_Supplied records_
** START **

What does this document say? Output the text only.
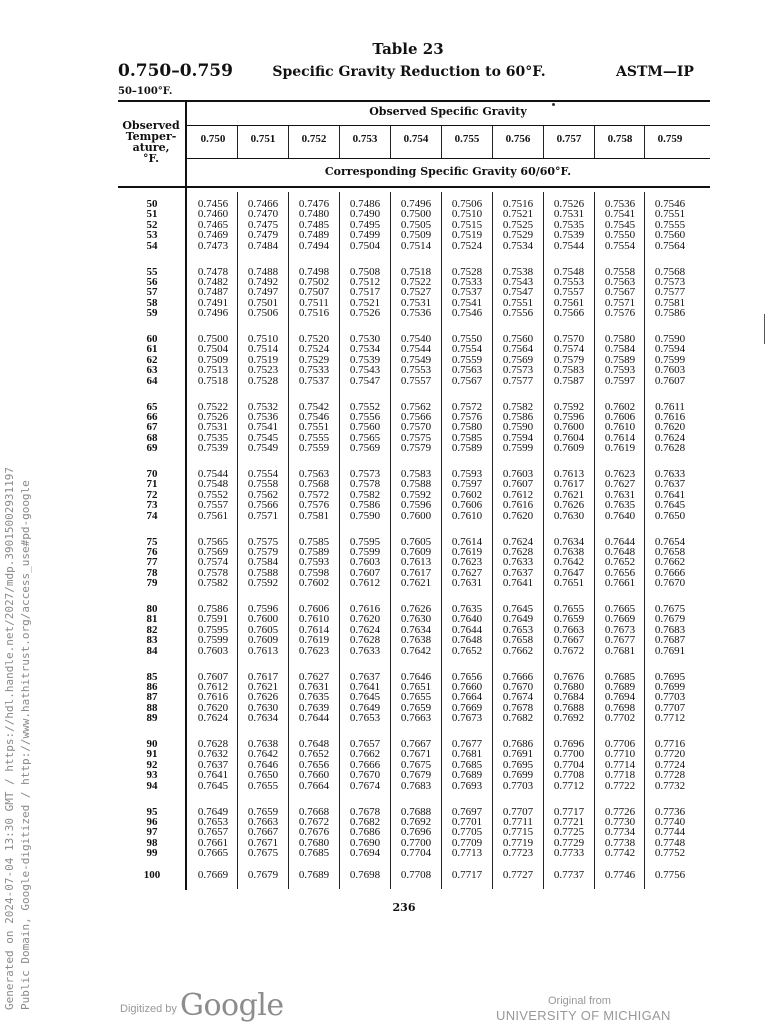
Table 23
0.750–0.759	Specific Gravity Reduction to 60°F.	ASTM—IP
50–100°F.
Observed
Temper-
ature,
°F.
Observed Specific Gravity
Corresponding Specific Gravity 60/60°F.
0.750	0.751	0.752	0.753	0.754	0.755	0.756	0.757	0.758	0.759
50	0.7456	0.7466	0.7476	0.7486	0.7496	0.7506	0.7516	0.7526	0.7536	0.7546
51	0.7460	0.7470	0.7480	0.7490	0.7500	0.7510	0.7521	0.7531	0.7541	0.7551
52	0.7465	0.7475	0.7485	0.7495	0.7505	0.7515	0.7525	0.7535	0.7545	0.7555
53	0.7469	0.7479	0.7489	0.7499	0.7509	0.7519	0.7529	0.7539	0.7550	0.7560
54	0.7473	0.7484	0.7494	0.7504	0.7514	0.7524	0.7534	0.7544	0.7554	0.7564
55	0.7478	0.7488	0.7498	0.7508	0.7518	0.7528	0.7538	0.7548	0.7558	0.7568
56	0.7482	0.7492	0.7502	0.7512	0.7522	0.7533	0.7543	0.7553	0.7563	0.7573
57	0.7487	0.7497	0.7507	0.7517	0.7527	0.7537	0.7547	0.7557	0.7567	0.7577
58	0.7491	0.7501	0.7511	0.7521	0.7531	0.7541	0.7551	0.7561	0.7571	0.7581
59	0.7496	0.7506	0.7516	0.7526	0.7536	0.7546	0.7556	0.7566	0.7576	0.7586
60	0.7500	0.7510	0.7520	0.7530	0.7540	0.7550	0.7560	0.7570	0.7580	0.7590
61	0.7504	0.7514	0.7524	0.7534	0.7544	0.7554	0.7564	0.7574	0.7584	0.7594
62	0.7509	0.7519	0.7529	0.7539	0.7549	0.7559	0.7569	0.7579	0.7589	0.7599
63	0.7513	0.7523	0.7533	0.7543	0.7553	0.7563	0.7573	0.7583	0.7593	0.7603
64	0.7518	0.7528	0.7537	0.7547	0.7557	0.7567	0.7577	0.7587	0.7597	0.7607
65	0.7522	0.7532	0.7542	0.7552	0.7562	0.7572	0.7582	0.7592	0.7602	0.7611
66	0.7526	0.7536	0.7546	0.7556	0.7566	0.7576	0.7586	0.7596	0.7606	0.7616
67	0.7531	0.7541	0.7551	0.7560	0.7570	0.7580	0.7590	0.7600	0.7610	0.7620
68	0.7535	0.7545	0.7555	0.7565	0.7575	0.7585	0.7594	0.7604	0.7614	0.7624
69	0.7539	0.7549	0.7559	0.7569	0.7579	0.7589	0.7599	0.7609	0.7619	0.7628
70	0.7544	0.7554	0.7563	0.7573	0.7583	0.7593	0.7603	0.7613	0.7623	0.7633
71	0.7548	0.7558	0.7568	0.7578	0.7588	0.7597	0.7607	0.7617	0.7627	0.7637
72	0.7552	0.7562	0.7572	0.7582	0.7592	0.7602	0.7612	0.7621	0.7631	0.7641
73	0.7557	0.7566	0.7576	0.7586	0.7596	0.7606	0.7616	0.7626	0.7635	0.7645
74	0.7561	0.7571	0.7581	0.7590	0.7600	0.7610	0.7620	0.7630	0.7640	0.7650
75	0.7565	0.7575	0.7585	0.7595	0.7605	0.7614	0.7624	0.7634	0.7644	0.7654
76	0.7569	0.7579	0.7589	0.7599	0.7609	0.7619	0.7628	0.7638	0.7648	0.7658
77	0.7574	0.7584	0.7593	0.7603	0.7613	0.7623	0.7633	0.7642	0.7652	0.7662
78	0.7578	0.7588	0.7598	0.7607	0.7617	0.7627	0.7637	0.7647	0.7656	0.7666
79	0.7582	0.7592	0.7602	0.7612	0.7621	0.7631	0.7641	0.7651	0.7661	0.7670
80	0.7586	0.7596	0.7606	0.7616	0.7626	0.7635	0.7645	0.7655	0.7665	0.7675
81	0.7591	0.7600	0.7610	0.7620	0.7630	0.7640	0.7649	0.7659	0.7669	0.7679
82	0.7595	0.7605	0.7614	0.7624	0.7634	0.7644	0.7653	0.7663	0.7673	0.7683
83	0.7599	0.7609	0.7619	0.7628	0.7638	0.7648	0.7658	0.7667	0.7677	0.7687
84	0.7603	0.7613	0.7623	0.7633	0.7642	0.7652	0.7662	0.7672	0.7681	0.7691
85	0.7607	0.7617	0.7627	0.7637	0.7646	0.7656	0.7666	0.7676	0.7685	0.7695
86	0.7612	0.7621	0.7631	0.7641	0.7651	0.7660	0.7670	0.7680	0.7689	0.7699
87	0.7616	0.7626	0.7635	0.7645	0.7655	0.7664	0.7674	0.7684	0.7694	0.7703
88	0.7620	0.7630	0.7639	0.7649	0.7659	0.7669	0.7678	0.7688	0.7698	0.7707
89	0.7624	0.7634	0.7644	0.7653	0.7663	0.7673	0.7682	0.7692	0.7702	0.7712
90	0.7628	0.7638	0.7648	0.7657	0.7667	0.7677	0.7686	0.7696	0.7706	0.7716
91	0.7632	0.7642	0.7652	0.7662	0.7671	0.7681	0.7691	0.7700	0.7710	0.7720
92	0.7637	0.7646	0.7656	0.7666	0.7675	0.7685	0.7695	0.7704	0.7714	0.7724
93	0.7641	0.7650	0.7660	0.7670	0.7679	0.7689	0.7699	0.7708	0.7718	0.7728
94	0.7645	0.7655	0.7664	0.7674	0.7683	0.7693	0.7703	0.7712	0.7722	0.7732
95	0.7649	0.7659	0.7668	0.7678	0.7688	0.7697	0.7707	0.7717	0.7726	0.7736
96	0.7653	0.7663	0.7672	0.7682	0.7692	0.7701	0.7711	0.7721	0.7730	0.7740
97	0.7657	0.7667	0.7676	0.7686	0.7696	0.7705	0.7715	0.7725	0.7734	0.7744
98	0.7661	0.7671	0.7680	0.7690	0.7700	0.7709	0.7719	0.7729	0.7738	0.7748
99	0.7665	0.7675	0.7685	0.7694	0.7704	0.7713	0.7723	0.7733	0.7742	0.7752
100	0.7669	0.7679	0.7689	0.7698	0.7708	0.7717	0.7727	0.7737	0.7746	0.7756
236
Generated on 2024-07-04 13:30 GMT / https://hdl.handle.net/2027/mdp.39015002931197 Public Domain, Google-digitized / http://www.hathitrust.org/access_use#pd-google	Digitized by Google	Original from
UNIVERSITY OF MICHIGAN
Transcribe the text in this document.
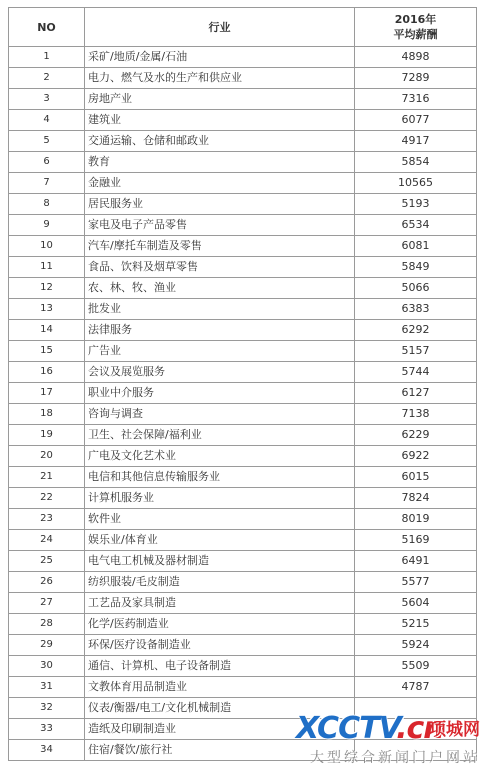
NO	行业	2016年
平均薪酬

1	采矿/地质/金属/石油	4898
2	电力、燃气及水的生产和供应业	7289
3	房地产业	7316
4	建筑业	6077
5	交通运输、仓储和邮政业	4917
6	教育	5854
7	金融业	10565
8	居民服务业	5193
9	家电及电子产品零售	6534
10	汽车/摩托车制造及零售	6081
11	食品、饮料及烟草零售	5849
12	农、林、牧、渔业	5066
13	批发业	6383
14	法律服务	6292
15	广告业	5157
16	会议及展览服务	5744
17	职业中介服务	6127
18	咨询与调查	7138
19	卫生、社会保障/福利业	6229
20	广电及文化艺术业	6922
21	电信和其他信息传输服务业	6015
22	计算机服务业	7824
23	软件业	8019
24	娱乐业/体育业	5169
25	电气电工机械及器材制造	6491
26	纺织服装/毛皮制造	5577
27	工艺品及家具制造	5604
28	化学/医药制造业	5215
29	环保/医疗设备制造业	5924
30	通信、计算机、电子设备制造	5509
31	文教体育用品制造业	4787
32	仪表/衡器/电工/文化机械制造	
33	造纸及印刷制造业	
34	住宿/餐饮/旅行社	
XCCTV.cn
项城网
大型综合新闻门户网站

** END **
** START **

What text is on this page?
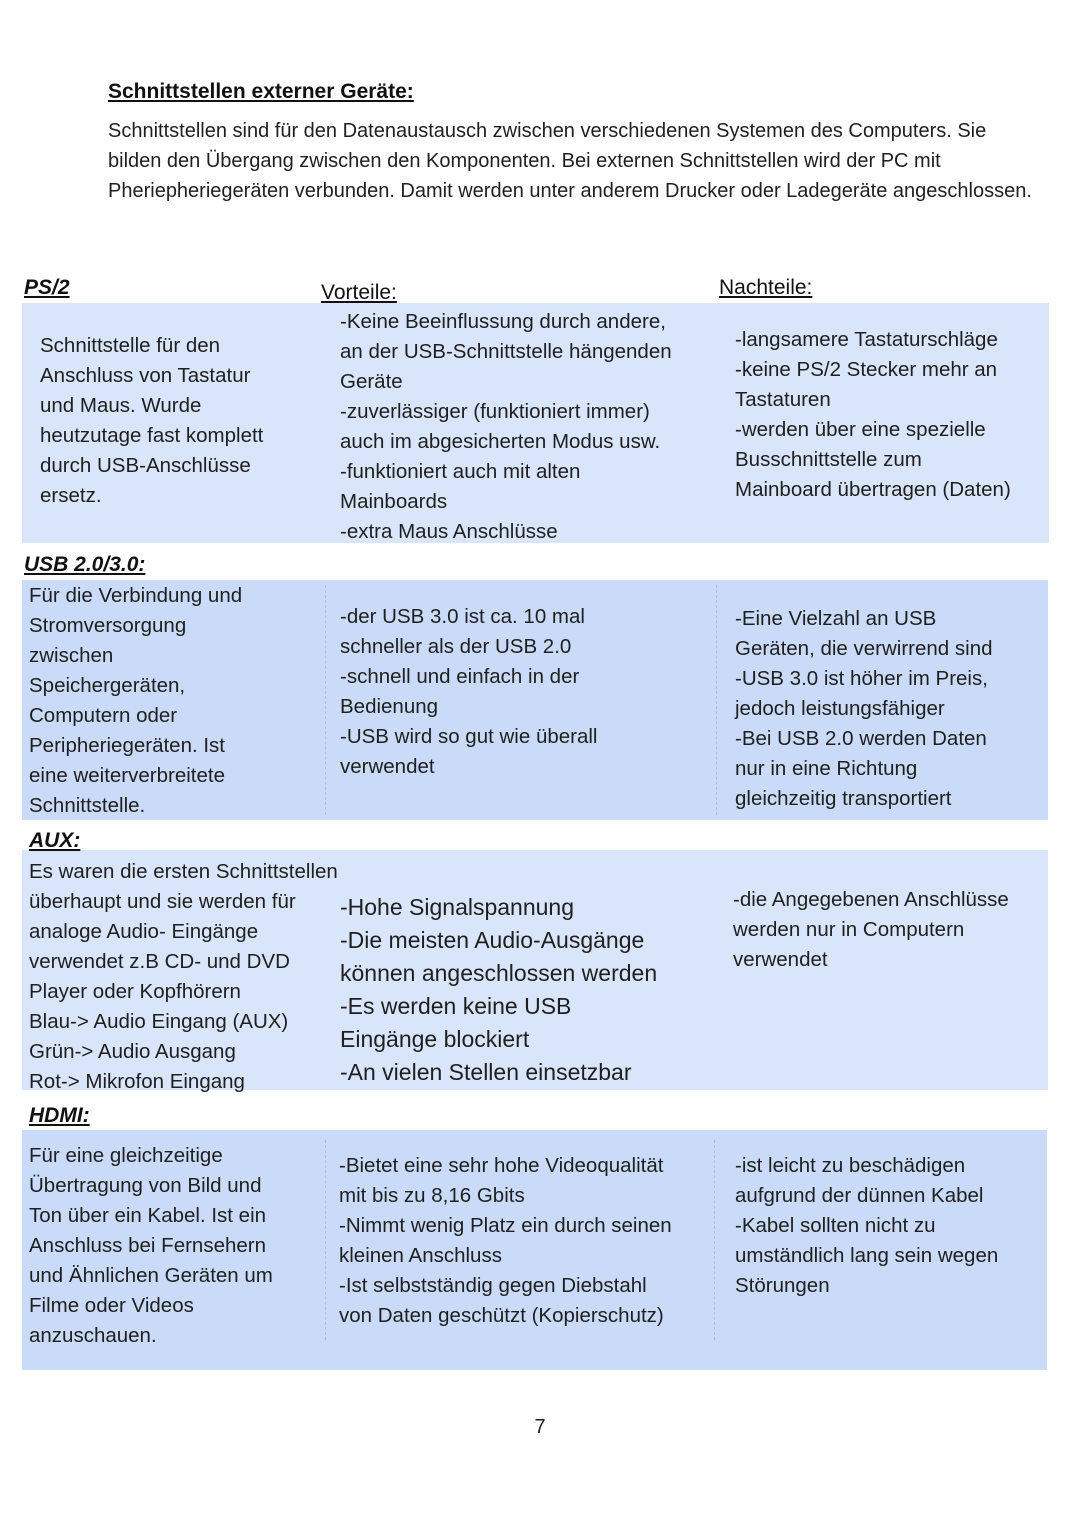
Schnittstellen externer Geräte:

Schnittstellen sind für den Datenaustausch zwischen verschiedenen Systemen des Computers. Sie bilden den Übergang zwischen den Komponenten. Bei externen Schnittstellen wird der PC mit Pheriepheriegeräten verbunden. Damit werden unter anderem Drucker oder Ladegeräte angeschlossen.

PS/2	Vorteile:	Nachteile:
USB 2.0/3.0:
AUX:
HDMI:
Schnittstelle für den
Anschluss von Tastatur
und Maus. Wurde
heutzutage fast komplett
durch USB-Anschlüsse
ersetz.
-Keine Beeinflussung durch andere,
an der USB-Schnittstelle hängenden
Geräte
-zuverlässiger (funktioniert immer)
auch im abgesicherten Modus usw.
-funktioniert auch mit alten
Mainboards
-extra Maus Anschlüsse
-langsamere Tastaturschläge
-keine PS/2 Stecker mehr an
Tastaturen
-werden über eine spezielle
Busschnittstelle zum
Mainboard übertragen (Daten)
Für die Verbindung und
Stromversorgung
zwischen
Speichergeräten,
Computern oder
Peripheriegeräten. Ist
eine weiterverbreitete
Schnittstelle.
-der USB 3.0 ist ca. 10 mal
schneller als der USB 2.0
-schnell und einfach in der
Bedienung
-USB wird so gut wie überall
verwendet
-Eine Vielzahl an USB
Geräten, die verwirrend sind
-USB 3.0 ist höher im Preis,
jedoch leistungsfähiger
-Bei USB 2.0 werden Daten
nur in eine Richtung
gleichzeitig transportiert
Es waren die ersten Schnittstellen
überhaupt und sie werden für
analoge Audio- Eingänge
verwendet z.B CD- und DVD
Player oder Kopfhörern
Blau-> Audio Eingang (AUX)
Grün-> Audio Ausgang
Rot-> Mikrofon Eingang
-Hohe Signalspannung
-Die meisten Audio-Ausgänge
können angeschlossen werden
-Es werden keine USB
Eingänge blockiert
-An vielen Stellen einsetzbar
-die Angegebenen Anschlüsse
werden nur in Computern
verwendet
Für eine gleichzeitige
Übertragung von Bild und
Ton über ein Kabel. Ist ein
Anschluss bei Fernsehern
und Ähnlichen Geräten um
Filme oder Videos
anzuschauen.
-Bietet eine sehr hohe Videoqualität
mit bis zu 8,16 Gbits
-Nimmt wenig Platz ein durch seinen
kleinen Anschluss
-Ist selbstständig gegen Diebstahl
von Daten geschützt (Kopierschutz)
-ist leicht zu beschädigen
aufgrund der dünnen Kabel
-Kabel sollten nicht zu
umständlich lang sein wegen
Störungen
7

** END **

_What you have to do_
Filter the data, keeping only the lines that contain "auch".

_The completed task_
auch im abgesicherten Modus usw.
-funktioniert auch mit alten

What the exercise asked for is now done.